▶ _What you should do_
Give back all of the data exactly. Leave nothing out.

▶ _Provided material_
┌──

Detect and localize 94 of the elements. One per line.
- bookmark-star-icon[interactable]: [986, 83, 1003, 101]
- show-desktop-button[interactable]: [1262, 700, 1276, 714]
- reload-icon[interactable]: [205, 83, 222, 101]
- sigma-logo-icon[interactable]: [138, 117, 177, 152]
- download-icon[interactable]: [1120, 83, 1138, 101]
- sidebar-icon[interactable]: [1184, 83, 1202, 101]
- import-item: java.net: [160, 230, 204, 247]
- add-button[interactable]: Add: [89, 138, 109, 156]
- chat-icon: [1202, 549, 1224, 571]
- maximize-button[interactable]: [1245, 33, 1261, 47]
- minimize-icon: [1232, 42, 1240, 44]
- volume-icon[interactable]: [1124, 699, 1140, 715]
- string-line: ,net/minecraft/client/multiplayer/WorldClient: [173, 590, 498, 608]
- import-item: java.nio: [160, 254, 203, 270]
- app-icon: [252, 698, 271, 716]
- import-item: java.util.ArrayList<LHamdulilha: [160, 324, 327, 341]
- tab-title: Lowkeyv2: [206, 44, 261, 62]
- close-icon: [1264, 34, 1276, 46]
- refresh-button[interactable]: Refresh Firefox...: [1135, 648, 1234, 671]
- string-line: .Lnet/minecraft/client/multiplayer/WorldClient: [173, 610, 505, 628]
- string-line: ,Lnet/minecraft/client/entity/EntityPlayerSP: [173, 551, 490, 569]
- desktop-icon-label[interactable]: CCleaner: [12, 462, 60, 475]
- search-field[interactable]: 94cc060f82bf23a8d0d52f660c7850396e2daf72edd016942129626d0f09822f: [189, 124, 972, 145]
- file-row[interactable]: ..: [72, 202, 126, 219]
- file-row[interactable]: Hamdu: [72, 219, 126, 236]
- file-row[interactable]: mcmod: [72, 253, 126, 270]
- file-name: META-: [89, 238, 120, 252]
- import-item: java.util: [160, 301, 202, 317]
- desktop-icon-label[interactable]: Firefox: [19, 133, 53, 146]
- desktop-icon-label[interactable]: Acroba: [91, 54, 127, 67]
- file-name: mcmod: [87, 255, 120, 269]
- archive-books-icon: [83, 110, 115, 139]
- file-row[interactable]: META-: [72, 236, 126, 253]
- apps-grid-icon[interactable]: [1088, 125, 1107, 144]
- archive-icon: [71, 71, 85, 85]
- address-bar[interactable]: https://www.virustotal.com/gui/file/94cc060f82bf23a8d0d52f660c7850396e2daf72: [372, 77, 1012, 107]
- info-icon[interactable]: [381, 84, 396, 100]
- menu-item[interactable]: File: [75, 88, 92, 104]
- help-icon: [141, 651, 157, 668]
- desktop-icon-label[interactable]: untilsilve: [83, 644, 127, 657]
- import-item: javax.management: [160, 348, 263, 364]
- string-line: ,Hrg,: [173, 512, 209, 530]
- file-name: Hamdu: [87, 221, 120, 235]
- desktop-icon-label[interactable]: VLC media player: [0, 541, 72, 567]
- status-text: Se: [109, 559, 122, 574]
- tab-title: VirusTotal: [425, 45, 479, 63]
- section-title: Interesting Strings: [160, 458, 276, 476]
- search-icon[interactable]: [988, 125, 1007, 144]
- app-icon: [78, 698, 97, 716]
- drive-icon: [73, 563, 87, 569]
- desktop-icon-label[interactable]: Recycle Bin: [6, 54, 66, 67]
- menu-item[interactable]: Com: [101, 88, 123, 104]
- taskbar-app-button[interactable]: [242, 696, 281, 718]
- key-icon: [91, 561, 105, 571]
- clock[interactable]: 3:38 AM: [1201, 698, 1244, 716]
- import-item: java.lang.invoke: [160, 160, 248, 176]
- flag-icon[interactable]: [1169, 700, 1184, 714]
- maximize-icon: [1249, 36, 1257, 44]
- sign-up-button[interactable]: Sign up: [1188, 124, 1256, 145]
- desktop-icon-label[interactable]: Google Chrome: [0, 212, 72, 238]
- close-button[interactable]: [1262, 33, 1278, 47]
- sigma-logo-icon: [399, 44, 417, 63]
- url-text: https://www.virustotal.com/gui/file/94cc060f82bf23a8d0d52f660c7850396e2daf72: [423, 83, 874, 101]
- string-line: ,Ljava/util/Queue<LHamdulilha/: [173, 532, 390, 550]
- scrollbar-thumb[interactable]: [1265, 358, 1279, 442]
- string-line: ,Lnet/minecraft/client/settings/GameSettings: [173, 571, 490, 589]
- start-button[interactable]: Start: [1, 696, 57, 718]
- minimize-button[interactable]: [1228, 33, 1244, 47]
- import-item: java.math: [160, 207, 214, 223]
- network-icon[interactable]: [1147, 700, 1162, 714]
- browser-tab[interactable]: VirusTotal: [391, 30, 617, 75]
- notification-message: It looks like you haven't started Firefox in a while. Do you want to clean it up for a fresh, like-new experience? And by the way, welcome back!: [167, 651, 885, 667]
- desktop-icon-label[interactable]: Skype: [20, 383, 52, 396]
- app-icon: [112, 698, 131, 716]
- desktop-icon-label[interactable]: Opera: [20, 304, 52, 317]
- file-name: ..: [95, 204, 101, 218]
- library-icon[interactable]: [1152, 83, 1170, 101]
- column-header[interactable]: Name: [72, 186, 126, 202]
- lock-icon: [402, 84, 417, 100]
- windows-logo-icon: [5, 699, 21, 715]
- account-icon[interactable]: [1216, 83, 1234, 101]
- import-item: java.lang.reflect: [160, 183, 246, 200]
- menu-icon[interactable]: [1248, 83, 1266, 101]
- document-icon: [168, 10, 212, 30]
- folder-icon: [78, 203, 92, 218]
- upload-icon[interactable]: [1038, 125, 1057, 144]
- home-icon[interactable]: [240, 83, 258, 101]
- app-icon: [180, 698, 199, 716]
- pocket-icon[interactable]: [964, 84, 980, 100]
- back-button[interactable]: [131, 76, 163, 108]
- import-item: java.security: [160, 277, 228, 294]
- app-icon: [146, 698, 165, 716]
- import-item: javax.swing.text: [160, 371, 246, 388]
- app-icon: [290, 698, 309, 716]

└──

▶ _Answer section_
Detect and localize 94 of the elements. One per line.
- bookmark-star-icon[interactable]: [986, 83, 1003, 101]
- show-desktop-button[interactable]: [1262, 700, 1276, 714]
- reload-icon[interactable]: [205, 83, 222, 101]
- sigma-logo-icon[interactable]: [138, 117, 177, 152]
- download-icon[interactable]: [1120, 83, 1138, 101]
- sidebar-icon[interactable]: [1184, 83, 1202, 101]
- import-item: java.net: [160, 230, 204, 247]
- add-button[interactable]: Add: [89, 138, 109, 156]
- chat-icon: [1202, 549, 1224, 571]
- maximize-button[interactable]: [1245, 33, 1261, 47]
- minimize-icon: [1232, 42, 1240, 44]
- volume-icon[interactable]: [1124, 699, 1140, 715]
- string-line: ,net/minecraft/client/multiplayer/WorldClient: [173, 590, 498, 608]
- import-item: java.nio: [160, 254, 203, 270]
- app-icon: [252, 698, 271, 716]
- import-item: java.util.ArrayList<LHamdulilha: [160, 324, 327, 341]
- tab-title: Lowkeyv2: [206, 44, 261, 62]
- close-icon: [1264, 34, 1276, 46]
- refresh-button[interactable]: Refresh Firefox...: [1135, 648, 1234, 671]
- string-line: .Lnet/minecraft/client/multiplayer/WorldClient: [173, 610, 505, 628]
- string-line: ,Lnet/minecraft/client/entity/EntityPlayerSP: [173, 551, 490, 569]
- desktop-icon-label[interactable]: CCleaner: [12, 462, 60, 475]
- search-field[interactable]: 94cc060f82bf23a8d0d52f660c7850396e2daf72edd016942129626d0f09822f: [189, 124, 972, 145]
- file-row[interactable]: ..: [72, 202, 126, 219]
- file-row[interactable]: Hamdu: [72, 219, 126, 236]
- file-row[interactable]: mcmod: [72, 253, 126, 270]
- file-name: META-: [89, 238, 120, 252]
- import-item: java.util: [160, 301, 202, 317]
- desktop-icon-label[interactable]: Firefox: [19, 133, 53, 146]
- desktop-icon-label[interactable]: Acroba: [91, 54, 127, 67]
- file-name: mcmod: [87, 255, 120, 269]
- archive-books-icon: [83, 110, 115, 139]
- file-row[interactable]: META-: [72, 236, 126, 253]
- apps-grid-icon[interactable]: [1088, 125, 1107, 144]
- archive-icon: [71, 71, 85, 85]
- address-bar[interactable]: https://www.virustotal.com/gui/file/94cc060f82bf23a8d0d52f660c7850396e2daf72: [372, 77, 1012, 107]
- info-icon[interactable]: [381, 84, 396, 100]
- menu-item[interactable]: File: [75, 88, 92, 104]
- help-icon: [141, 651, 157, 668]
- desktop-icon-label[interactable]: untilsilve: [83, 644, 127, 657]
- import-item: javax.management: [160, 348, 263, 364]
- string-line: ,Hrg,: [173, 512, 209, 530]
- file-name: Hamdu: [87, 221, 120, 235]
- desktop-icon-label[interactable]: VLC media player: [0, 541, 72, 567]
- status-text: Se: [109, 559, 122, 574]
- tab-title: VirusTotal: [425, 45, 479, 63]
- section-title: Interesting Strings: [160, 458, 276, 476]
- search-icon[interactable]: [988, 125, 1007, 144]
- app-icon: [78, 698, 97, 716]
- drive-icon: [73, 563, 87, 569]
- desktop-icon-label[interactable]: Recycle Bin: [6, 54, 66, 67]
- menu-item[interactable]: Com: [101, 88, 123, 104]
- taskbar-app-button[interactable]: [242, 696, 281, 718]
- key-icon: [91, 561, 105, 571]
- clock[interactable]: 3:38 AM: [1201, 698, 1244, 716]
- import-item: java.lang.invoke: [160, 160, 248, 176]
- flag-icon[interactable]: [1169, 700, 1184, 714]
- maximize-icon: [1249, 36, 1257, 44]
- sign-up-button[interactable]: Sign up: [1188, 124, 1256, 145]
- desktop-icon-label[interactable]: Google Chrome: [0, 212, 72, 238]
- close-button[interactable]: [1262, 33, 1278, 47]
- sigma-logo-icon: [399, 44, 417, 63]
- url-text: https://www.virustotal.com/gui/file/94cc060f82bf23a8d0d52f660c7850396e2daf72: [423, 83, 874, 101]
- string-line: ,Ljava/util/Queue<LHamdulilha/: [173, 532, 390, 550]
- scrollbar-thumb[interactable]: [1265, 358, 1279, 442]
- string-line: ,Lnet/minecraft/client/settings/GameSettings: [173, 571, 490, 589]
- start-button[interactable]: Start: [1, 696, 57, 718]
- minimize-button[interactable]: [1228, 33, 1244, 47]
- import-item: java.math: [160, 207, 214, 223]
- network-icon[interactable]: [1147, 700, 1162, 714]
- browser-tab[interactable]: VirusTotal: [391, 30, 617, 75]
- notification-message: It looks like you haven't started Firefox in a while. Do you want to clean it up for a fresh, like-new experience? And by the way, welcome back!: [167, 651, 885, 667]
- desktop-icon-label[interactable]: Skype: [20, 383, 52, 396]
- app-icon: [112, 698, 131, 716]
- desktop-icon-label[interactable]: Opera: [20, 304, 52, 317]
- file-name: ..: [95, 204, 101, 218]
- library-icon[interactable]: [1152, 83, 1170, 101]
- column-header[interactable]: Name: [72, 186, 126, 202]
- lock-icon: [402, 84, 417, 100]
- windows-logo-icon: [5, 699, 21, 715]
- account-icon[interactable]: [1216, 83, 1234, 101]
- import-item: java.lang.reflect: [160, 183, 246, 200]
- menu-icon[interactable]: [1248, 83, 1266, 101]
- document-icon: [168, 10, 212, 30]
- folder-icon: [78, 203, 92, 218]
- upload-icon[interactable]: [1038, 125, 1057, 144]
- home-icon[interactable]: [240, 83, 258, 101]
- app-icon: [180, 698, 199, 716]
- pocket-icon[interactable]: [964, 84, 980, 100]
- back-button[interactable]: [131, 76, 163, 108]
- import-item: java.security: [160, 277, 228, 294]
- app-icon: [146, 698, 165, 716]
- import-item: javax.swing.text: [160, 371, 246, 388]
- app-icon: [290, 698, 309, 716]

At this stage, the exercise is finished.